*Written task*:
Count lines, not occurrences: give the number of lines holding the word "JSON", and nothing besides.

(Dataset entries on figures)
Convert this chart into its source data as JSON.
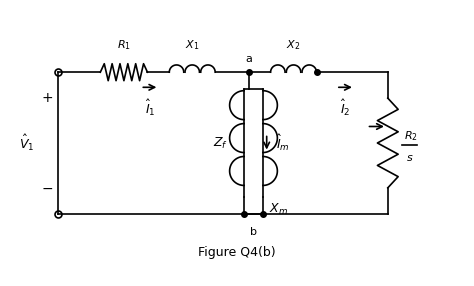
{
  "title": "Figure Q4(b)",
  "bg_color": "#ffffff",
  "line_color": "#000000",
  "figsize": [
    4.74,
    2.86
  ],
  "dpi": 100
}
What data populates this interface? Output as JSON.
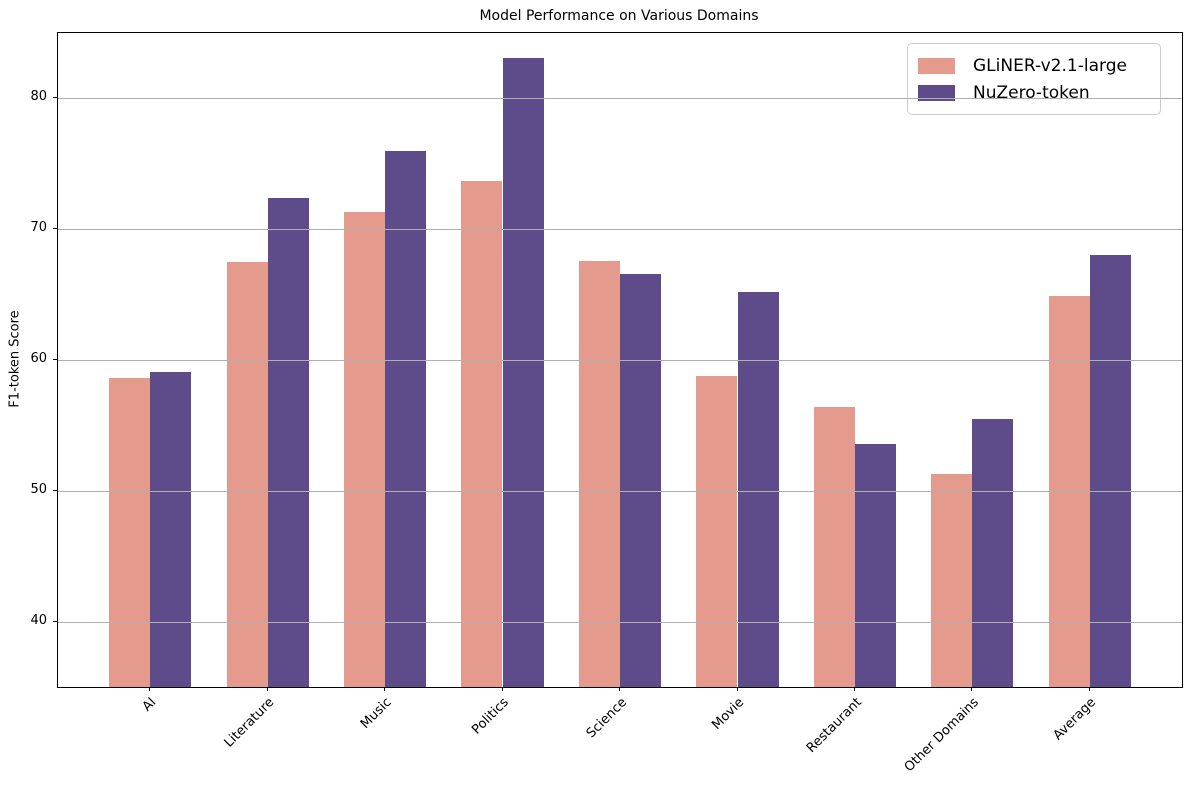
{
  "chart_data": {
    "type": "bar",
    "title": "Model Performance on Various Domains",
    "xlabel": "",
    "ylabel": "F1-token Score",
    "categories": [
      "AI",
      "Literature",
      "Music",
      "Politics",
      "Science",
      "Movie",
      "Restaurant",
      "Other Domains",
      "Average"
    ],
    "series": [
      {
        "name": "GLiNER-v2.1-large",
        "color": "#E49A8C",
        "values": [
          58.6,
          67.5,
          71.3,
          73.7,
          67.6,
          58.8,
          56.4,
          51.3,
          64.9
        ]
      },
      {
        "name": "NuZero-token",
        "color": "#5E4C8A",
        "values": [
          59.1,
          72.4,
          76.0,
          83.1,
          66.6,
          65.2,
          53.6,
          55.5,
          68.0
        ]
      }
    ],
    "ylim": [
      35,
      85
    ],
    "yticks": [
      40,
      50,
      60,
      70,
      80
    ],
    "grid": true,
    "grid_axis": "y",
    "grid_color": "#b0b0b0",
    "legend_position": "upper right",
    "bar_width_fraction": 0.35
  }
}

*Task solution*:
2